▶ THE PROBLEM:
Copy, in full, each line of the material that holds the word "color".

▶ GIVEN RECORDS:
━━━━━━━━━━━━━━━━━━━━━━━━━━━━━━

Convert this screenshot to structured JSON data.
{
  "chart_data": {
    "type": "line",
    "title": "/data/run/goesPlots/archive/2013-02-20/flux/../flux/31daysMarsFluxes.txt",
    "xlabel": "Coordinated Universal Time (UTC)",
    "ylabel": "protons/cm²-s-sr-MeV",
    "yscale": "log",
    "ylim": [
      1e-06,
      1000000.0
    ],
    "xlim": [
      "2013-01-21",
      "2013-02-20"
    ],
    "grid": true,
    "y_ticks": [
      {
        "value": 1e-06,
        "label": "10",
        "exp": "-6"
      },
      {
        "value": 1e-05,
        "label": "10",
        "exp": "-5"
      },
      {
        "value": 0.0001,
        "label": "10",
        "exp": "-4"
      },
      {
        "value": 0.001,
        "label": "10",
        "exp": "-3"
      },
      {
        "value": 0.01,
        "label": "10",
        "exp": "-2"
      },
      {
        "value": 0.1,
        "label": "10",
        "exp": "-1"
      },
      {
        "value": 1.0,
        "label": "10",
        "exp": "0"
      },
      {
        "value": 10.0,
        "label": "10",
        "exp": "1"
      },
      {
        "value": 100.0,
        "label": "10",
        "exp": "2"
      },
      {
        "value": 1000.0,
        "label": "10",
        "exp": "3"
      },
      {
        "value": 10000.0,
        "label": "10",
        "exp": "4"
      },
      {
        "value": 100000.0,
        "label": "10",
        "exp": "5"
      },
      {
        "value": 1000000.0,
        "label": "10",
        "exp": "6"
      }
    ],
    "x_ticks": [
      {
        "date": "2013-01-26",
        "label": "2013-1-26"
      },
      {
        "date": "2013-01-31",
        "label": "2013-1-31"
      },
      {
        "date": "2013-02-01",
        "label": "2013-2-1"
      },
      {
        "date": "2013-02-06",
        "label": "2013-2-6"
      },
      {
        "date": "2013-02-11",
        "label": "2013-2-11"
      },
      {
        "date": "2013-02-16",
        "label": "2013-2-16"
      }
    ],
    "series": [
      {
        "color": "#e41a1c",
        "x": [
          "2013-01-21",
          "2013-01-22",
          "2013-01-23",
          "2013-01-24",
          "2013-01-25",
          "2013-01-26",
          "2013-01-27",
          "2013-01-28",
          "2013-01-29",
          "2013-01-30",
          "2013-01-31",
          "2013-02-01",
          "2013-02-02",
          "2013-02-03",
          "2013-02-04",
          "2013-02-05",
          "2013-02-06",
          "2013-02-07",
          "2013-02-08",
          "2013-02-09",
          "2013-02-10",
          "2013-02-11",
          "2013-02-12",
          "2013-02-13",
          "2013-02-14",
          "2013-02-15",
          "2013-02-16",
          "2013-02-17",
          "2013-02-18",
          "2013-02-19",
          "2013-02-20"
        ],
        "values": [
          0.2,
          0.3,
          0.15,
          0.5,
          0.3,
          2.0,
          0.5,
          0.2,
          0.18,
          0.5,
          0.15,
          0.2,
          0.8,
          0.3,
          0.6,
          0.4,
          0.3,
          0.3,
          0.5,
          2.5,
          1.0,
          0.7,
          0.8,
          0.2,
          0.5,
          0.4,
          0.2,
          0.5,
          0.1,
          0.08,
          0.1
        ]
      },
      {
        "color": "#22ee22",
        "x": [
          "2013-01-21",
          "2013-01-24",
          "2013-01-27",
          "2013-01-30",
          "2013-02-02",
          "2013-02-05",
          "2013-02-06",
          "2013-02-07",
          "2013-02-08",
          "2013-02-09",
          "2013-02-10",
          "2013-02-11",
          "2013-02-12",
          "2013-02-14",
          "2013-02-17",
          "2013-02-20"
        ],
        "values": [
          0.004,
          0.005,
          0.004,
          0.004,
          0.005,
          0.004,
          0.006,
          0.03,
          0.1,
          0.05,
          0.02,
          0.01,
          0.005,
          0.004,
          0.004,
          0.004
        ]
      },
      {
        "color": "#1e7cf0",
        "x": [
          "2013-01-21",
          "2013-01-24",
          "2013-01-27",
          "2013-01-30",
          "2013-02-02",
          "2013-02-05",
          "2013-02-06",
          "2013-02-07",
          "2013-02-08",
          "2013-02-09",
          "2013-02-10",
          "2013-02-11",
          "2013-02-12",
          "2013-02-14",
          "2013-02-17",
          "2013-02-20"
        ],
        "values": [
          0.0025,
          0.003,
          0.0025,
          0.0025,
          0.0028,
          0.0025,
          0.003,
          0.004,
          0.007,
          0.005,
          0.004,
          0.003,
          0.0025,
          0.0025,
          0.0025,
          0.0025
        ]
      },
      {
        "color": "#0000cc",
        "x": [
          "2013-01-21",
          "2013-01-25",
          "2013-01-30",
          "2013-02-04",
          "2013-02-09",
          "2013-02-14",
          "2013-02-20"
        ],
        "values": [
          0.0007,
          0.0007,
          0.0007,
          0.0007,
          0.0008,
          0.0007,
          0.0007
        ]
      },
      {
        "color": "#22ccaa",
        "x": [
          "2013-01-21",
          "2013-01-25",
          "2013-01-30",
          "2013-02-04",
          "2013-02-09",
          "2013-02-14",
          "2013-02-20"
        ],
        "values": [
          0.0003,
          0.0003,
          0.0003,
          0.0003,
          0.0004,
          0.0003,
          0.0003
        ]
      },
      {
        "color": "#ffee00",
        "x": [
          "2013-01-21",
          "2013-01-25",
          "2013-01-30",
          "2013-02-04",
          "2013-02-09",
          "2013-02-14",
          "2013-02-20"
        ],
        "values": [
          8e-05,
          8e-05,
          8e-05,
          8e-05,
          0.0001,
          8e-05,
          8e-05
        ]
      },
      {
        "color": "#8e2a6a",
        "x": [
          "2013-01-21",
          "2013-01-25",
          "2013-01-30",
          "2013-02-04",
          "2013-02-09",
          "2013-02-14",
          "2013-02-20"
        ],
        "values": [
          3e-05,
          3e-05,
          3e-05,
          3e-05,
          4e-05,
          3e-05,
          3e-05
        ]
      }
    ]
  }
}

━━━━━━━━━━━━━━━━━━━━━━━━━━━━━━

▶ ANSWER TO THE EXERCISE:
        "color": "#e41a1c",
        "color": "#22ee22",
        "color": "#1e7cf0",
        "color": "#0000cc",
        "color": "#22ccaa",
        "color": "#ffee00",
        "color": "#8e2a6a",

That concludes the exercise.